> _Written problem_:
Tally the lines that contain "product" and report the total alone.

> _Listed records_:
┄┄┄┄┄┄┄┄┄┄

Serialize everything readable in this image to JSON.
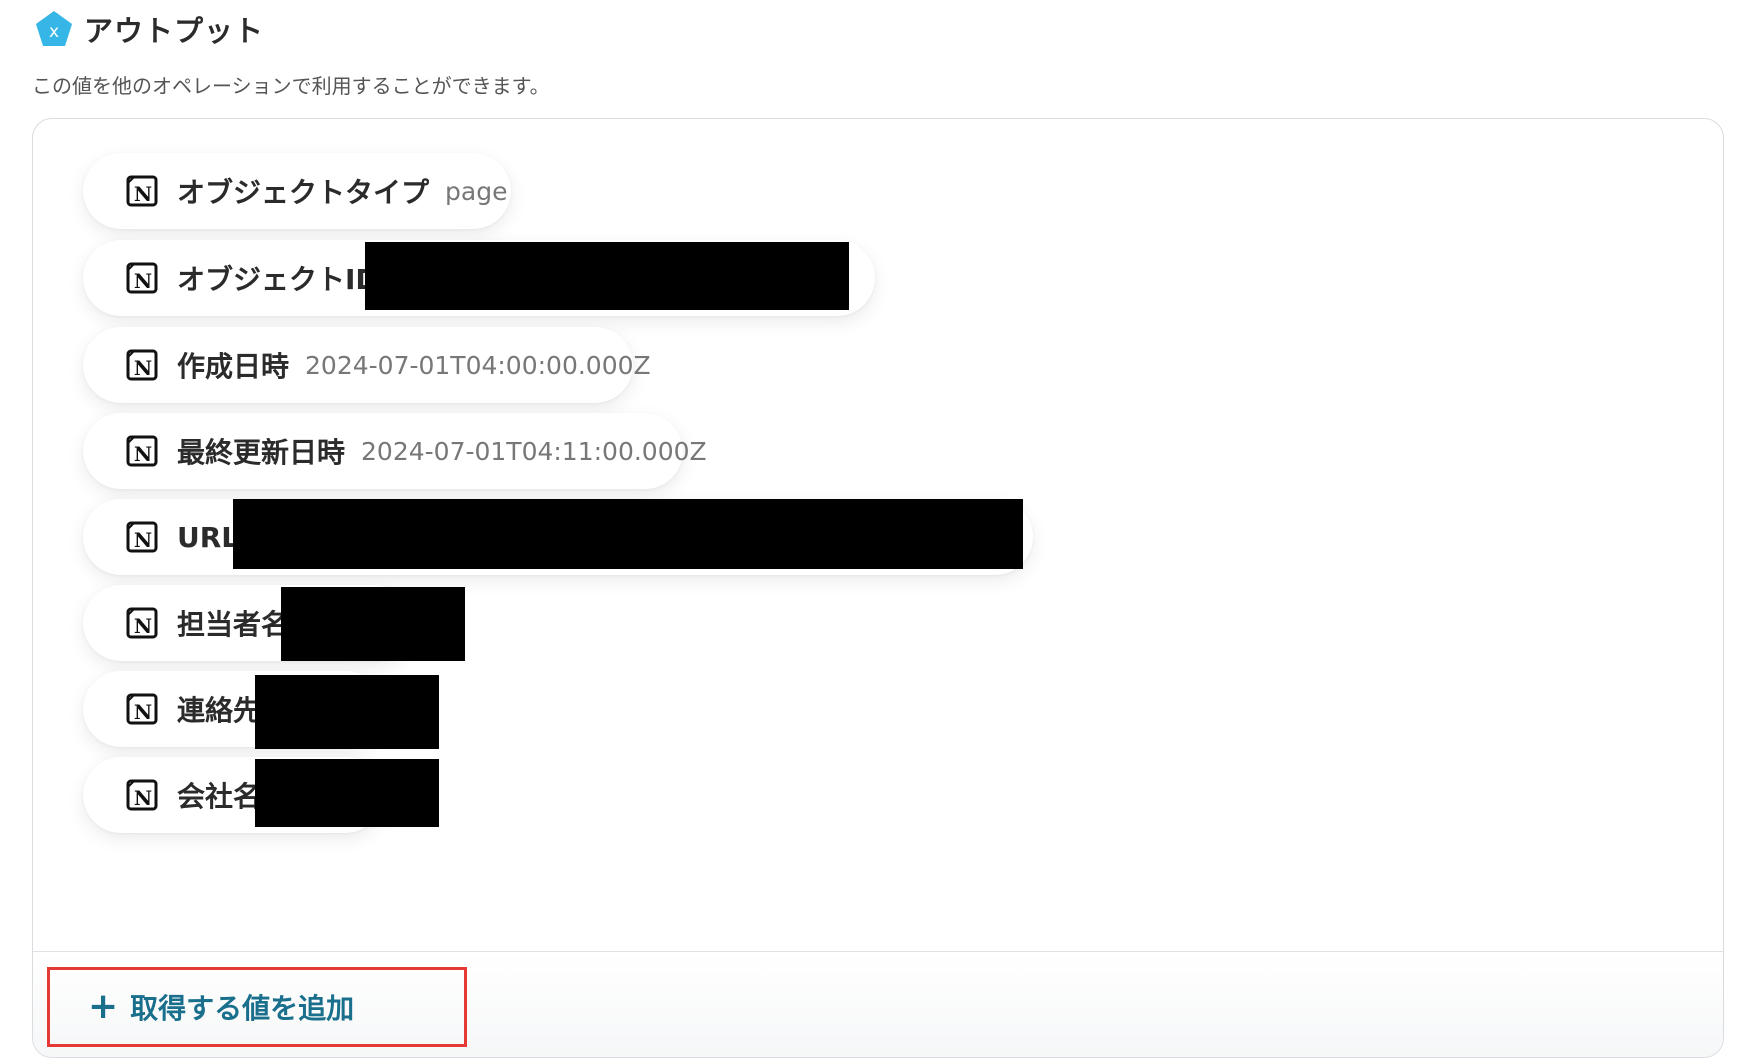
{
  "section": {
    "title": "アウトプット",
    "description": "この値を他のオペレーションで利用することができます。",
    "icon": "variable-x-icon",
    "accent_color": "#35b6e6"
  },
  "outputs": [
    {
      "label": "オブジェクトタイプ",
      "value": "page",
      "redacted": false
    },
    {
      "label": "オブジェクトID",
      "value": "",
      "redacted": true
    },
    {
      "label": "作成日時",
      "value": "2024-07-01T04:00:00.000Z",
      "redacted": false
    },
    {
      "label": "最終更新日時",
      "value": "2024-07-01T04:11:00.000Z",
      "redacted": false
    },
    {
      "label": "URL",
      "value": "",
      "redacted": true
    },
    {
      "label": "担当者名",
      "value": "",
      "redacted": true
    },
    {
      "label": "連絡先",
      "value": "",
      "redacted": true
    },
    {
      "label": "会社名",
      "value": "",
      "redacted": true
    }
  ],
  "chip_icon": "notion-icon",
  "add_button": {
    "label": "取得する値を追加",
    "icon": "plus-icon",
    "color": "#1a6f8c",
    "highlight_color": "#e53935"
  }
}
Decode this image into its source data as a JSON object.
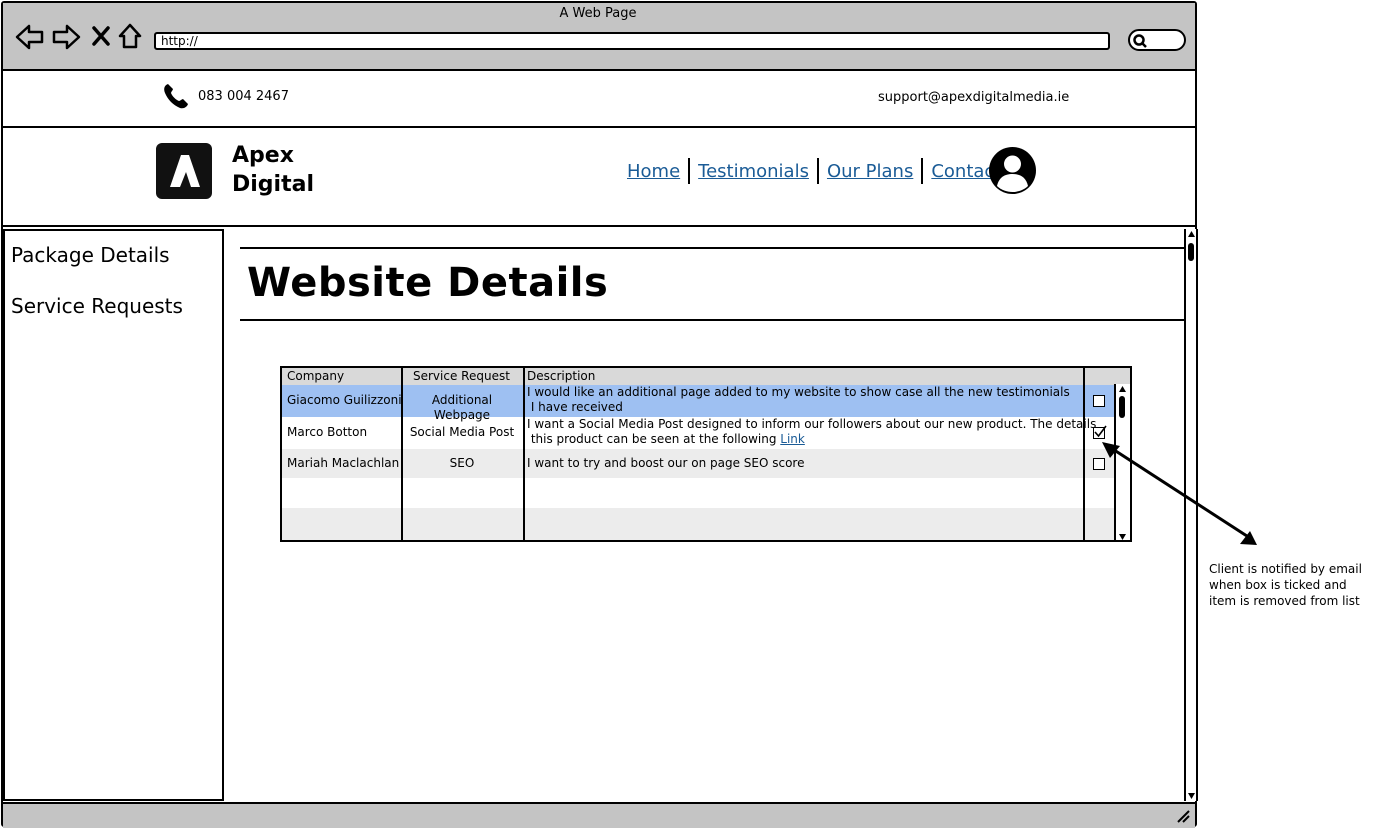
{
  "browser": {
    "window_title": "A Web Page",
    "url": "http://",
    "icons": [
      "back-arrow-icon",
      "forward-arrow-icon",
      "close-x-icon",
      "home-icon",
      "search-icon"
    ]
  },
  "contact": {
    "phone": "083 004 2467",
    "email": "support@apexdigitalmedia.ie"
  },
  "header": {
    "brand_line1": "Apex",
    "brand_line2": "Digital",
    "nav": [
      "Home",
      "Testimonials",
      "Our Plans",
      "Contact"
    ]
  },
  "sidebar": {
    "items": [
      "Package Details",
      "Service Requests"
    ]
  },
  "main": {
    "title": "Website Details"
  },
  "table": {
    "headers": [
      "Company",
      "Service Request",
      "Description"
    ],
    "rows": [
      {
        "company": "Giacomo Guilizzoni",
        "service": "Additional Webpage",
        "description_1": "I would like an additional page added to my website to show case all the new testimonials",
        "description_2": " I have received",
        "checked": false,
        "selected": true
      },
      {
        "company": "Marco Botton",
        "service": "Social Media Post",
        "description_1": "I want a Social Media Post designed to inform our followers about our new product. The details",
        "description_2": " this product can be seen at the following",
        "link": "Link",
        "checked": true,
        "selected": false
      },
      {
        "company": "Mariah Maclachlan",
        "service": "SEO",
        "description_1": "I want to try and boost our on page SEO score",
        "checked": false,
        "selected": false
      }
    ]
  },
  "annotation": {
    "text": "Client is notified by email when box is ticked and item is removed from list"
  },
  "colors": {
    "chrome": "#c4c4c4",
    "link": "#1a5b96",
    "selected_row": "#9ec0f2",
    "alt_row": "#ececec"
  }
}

┄┄┄┄┄┄┄┄┄┄

> _Final result_:
2